• [EXERCISE GOAL] Copy every line of the data that contains the string "возникших".

______

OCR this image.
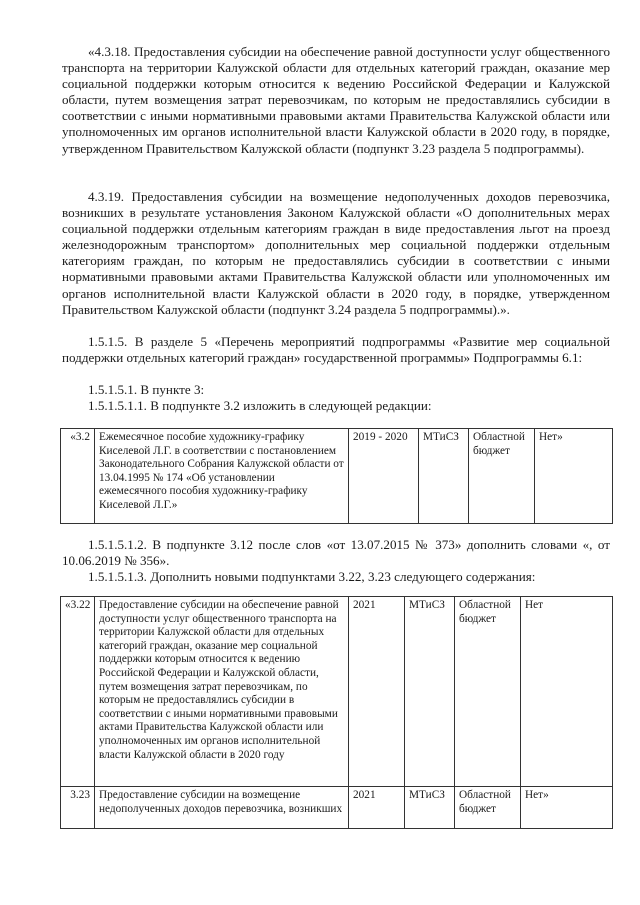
«4.3.18. Предоставления субсидии на обеспечение равной доступности услуг общественного транспорта на территории Калужской области для отдельных категорий граждан, оказание мер социальной поддержки которым относится к ведению Российской Федерации и Калужской области, путем возмещения затрат перевозчикам, по которым не предоставлялись субсидии в соответствии с иными нормативными правовыми актами Правительства Калужской области или уполномоченных им органов исполнительной власти Калужской области в 2020 году, в порядке, утвержденном Правительством Калужской области (подпункт 3.23 раздела 5 подпрограммы).

4.3.19. Предоставления субсидии на возмещение недополученных доходов перевозчика, возникших в результате установления Законом Калужской области «О дополнительных мерах социальной поддержки отдельным категориям граждан в виде предоставления льгот на проезд железнодорожным транспортом» дополнительных мер социальной поддержки отдельным категориям граждан, по которым не предоставлялись субсидии в соответствии с иными нормативными правовыми актами Правительства Калужской области или уполномоченных им органов исполнительной власти Калужской области в 2020 году, в порядке, утвержденном Правительством Калужской области (подпункт 3.24 раздела 5 подпрограммы).».

1.5.1.5. В разделе 5 «Перечень мероприятий подпрограммы «Развитие мер социальной поддержки отдельных категорий граждан» государственной программы» Подпрограммы 6.1:

1.5.1.5.1. В пункте 3:

1.5.1.5.1.1. В подпункте 3.2 изложить в следующей редакции:

«3.2	Ежемесячное пособие художнику-графику Киселевой Л.Г. в соответствии с постановлением Законодательного Собрания Калужской области от 13.04.1995 № 174 «Об установлении ежемесячного пособия художнику-графику Киселевой Л.Г.»	2019 - 2020	МТиСЗ	Областной бюджет	Нет»

1.5.1.5.1.2. В подпункте 3.12 после слов «от 13.07.2015 № 373» дополнить словами «, от 10.06.2019 № 356».

1.5.1.5.1.3. Дополнить новыми подпунктами 3.22, 3.23 следующего содержания:

«3.22	Предоставление субсидии на обеспечение равной доступности услуг общественного транспорта на территории Калужской области для отдельных категорий граждан, оказание мер социальной поддержки которым относится к ведению Российской Федерации и Калужской области, путем возмещения затрат перевозчикам, по которым не предоставлялись субсидии в соответствии с иными нормативными правовыми актами Правительства Калужской области или уполномоченных им органов исполнительной власти Калужской области в 2020 году	2021	МТиСЗ	Областной бюджет	Нет
3.23	Предоставление субсидии на возмещение недополученных доходов перевозчика, возникших	2021	МТиСЗ	Областной бюджет	Нет»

______

• [COMPLETE OUTPUT]
4.3.19. Предоставления субсидии на возмещение недополученных доходов перевозчика, возникших в результате установления Законом Калужской области «О дополнительных мерах социальной поддержки отдельным категориям граждан в виде предоставления льгот на проезд железнодорожным транспортом» дополнительных мер социальной поддержки отдельным категориям граждан, по которым не предоставлялись субсидии в соответствии с иными нормативными правовыми актами Правительства Калужской области или уполномоченных им органов исполнительной власти Калужской области в 2020 году, в порядке, утвержденном Правительством Калужской области (подпункт 3.24 раздела 5 подпрограммы).».
3.23	Предоставление субсидии на возмещение недополученных доходов перевозчика, возникших	2021	МТиСЗ	Областной бюджет	Нет»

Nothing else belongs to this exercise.